EXERCISE INPUT =
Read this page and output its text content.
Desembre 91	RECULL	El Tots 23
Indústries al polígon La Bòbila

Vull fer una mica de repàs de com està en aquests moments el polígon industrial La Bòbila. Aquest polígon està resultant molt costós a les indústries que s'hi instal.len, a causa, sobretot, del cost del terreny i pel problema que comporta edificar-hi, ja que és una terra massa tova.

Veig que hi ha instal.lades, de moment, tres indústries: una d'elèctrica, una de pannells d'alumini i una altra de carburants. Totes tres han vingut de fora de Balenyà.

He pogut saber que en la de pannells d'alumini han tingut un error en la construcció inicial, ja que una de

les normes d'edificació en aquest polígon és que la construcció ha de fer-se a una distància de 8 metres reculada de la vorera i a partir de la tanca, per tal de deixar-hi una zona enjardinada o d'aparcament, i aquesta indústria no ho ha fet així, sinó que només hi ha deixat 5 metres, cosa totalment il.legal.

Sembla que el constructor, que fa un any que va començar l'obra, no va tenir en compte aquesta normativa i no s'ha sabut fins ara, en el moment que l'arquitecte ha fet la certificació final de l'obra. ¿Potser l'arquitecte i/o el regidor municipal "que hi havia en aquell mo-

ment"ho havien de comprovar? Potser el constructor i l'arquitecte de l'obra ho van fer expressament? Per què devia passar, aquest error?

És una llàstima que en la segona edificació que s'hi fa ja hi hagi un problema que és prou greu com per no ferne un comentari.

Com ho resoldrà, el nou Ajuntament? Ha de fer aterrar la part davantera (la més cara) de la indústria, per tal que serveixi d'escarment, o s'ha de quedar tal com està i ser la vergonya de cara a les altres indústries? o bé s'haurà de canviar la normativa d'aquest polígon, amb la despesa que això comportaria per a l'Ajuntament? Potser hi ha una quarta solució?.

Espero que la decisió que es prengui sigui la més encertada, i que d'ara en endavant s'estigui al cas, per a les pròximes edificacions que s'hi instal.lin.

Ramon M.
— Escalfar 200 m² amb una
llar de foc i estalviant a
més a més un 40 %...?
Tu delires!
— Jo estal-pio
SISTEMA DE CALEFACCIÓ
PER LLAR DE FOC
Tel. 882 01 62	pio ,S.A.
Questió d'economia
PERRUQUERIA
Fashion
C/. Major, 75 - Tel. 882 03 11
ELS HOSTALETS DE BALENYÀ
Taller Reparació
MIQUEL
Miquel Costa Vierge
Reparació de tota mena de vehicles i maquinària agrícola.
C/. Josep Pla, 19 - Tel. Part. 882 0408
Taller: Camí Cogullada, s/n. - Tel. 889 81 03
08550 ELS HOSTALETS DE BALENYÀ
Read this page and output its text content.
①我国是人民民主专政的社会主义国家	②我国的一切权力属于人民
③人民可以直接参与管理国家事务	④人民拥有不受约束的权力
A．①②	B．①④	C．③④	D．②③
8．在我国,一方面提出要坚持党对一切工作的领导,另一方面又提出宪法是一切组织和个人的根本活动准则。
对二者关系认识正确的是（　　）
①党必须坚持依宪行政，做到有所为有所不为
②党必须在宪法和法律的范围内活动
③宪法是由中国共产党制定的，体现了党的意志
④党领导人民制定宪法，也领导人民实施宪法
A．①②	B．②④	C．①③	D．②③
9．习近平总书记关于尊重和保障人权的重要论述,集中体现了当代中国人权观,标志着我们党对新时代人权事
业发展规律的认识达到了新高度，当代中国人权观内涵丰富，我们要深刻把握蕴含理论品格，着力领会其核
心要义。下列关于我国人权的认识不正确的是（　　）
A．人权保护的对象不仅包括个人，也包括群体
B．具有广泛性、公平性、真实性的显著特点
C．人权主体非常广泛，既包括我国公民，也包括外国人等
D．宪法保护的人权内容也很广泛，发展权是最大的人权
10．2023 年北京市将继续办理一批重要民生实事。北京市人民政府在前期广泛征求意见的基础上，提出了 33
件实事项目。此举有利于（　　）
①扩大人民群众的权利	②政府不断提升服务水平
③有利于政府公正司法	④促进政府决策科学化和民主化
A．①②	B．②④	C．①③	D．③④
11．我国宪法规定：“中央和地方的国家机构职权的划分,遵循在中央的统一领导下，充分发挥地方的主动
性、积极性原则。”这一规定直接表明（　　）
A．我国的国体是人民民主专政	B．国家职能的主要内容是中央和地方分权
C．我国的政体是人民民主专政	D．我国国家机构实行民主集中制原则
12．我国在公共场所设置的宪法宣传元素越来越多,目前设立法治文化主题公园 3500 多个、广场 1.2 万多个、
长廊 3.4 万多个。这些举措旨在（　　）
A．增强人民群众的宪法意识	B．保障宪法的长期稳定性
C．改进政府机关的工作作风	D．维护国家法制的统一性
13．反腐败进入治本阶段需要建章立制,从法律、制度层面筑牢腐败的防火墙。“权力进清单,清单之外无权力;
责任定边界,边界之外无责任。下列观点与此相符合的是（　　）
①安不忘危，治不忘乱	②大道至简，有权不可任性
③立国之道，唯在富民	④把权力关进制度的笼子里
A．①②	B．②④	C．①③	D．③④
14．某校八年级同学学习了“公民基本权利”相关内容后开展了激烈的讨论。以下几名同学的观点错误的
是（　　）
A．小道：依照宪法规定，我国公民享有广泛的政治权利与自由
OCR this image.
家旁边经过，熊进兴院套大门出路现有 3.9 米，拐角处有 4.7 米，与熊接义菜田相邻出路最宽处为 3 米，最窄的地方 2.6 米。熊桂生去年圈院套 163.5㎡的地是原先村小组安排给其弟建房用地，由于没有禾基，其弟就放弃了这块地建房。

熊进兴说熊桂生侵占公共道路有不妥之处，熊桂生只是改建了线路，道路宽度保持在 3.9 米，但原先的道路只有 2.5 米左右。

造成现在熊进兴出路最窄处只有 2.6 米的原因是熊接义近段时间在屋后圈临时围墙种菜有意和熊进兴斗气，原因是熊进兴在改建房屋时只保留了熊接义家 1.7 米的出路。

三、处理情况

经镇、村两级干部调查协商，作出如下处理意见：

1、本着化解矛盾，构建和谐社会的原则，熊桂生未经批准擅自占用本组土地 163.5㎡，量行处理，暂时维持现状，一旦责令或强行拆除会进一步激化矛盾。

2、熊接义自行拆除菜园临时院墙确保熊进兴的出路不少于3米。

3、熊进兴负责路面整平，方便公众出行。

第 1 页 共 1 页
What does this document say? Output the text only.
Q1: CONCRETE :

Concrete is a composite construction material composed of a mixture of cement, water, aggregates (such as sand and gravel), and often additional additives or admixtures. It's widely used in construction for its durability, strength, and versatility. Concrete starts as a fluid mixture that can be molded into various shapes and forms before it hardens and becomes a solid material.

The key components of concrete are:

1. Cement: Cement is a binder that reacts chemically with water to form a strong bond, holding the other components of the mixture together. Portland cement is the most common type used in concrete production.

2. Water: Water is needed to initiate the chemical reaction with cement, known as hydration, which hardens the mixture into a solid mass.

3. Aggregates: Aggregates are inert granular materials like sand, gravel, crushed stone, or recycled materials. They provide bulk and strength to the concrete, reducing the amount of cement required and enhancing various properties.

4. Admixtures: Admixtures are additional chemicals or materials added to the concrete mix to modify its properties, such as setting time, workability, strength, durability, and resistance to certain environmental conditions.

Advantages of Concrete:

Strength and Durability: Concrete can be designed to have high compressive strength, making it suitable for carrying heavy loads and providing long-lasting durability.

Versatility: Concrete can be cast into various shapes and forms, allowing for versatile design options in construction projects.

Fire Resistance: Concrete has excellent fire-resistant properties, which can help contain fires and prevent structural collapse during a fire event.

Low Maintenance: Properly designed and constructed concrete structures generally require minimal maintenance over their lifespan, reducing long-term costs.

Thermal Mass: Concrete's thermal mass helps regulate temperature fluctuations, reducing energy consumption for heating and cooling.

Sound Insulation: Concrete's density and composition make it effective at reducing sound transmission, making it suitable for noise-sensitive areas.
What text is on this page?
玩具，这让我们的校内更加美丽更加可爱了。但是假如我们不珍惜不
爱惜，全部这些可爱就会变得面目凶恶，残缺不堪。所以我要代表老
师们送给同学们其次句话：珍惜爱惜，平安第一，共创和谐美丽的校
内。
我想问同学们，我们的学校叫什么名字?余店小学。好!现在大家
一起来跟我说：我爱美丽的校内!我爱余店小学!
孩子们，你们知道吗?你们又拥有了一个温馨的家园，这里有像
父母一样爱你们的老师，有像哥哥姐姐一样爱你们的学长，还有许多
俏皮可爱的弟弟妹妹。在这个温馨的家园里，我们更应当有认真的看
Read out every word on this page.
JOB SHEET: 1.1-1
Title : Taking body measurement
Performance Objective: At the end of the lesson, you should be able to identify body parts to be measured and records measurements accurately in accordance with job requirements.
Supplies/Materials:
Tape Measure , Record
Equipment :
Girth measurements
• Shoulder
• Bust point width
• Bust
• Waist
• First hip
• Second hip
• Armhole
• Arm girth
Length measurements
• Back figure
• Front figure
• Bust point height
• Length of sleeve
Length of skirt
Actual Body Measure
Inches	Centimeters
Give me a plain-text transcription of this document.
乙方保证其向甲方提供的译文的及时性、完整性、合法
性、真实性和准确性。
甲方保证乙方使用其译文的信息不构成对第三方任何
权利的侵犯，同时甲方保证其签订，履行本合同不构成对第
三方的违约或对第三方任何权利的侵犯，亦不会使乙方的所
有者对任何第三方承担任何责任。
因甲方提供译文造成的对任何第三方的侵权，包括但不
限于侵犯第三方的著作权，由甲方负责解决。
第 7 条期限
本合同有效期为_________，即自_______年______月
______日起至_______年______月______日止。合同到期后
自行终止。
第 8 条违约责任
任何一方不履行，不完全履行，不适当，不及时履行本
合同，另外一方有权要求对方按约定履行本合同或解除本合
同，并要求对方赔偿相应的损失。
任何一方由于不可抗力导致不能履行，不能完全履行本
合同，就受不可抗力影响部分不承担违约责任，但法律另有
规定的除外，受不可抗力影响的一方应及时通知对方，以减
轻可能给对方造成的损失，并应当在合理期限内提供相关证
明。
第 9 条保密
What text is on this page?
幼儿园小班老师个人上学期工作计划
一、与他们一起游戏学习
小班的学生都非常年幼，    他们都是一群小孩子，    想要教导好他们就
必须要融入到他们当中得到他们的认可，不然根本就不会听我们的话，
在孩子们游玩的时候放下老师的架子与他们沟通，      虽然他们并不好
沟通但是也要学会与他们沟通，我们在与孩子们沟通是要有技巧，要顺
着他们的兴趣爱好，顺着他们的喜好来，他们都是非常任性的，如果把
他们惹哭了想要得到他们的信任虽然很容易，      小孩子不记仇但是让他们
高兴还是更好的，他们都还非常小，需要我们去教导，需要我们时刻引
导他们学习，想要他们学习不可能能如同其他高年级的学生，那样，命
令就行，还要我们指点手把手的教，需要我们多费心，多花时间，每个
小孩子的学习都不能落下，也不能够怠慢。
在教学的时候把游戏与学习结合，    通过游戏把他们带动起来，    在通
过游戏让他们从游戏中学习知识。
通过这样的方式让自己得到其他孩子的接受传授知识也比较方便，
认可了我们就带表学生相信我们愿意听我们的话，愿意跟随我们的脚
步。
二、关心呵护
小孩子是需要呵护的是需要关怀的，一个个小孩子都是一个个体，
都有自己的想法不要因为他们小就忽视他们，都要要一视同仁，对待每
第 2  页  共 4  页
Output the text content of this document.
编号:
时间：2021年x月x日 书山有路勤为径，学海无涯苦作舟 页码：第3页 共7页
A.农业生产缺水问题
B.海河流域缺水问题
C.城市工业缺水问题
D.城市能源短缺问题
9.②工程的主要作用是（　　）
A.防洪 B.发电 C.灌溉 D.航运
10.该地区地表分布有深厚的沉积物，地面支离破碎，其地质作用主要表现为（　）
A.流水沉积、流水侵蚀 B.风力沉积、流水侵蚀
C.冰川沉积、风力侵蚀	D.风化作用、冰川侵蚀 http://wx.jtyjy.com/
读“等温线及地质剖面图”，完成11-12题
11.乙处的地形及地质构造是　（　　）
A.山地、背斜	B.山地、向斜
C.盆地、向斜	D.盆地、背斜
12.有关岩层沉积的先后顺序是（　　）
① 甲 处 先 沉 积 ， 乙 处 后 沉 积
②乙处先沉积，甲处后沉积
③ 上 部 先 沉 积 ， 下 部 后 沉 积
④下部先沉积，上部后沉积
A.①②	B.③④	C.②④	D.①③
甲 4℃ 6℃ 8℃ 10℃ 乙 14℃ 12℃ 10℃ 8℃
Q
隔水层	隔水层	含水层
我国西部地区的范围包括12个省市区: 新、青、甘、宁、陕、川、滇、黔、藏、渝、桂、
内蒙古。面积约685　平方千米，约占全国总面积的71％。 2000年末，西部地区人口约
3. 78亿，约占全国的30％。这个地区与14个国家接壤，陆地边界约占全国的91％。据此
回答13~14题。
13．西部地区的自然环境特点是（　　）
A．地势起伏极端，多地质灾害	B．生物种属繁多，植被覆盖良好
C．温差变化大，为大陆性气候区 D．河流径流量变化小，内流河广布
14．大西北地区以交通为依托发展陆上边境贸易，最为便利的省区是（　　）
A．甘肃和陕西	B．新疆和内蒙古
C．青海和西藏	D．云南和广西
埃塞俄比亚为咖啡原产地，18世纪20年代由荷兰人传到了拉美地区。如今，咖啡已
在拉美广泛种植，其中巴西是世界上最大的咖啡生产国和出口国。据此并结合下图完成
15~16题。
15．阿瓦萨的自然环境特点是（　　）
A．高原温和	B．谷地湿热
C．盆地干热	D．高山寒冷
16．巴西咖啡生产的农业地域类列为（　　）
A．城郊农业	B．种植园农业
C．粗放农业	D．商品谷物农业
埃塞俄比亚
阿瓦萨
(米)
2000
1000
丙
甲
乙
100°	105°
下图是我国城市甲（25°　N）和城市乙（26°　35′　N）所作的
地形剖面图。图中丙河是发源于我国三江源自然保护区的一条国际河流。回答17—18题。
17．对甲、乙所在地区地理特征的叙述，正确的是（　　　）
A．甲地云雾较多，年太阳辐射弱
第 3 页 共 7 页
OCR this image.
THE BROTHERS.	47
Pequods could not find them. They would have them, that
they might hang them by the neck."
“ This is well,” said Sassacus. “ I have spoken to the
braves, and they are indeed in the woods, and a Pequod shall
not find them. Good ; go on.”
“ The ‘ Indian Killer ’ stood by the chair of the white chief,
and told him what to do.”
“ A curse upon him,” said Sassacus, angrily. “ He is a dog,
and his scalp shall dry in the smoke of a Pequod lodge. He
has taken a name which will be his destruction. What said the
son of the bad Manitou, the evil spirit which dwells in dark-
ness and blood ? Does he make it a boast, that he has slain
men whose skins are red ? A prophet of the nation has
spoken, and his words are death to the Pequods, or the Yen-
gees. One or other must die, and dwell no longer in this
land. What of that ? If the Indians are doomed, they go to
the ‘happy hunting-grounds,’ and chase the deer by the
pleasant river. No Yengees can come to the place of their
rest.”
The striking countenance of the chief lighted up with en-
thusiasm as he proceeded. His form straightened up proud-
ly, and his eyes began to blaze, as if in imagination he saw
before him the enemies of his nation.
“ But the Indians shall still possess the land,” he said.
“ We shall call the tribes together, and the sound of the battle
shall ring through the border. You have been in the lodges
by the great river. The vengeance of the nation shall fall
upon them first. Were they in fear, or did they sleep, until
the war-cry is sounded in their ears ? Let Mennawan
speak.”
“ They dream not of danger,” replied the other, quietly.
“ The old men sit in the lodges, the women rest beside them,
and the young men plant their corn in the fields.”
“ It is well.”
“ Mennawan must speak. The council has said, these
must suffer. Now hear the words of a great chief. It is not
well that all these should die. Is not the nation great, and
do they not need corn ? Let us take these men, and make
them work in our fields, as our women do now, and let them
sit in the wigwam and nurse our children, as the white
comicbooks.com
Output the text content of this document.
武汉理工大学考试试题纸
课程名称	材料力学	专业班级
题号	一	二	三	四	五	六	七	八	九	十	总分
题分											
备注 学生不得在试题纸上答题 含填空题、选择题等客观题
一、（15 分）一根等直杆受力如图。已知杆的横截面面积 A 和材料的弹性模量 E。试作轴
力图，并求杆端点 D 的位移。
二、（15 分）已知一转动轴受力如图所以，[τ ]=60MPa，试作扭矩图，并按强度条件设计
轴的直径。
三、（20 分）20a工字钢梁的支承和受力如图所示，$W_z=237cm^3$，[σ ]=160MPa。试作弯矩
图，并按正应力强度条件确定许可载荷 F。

JOB =
Tally the lines in these entries that have the string "error" in them, then answer with the count and nothing else.

WRITTEN ANSWER =
2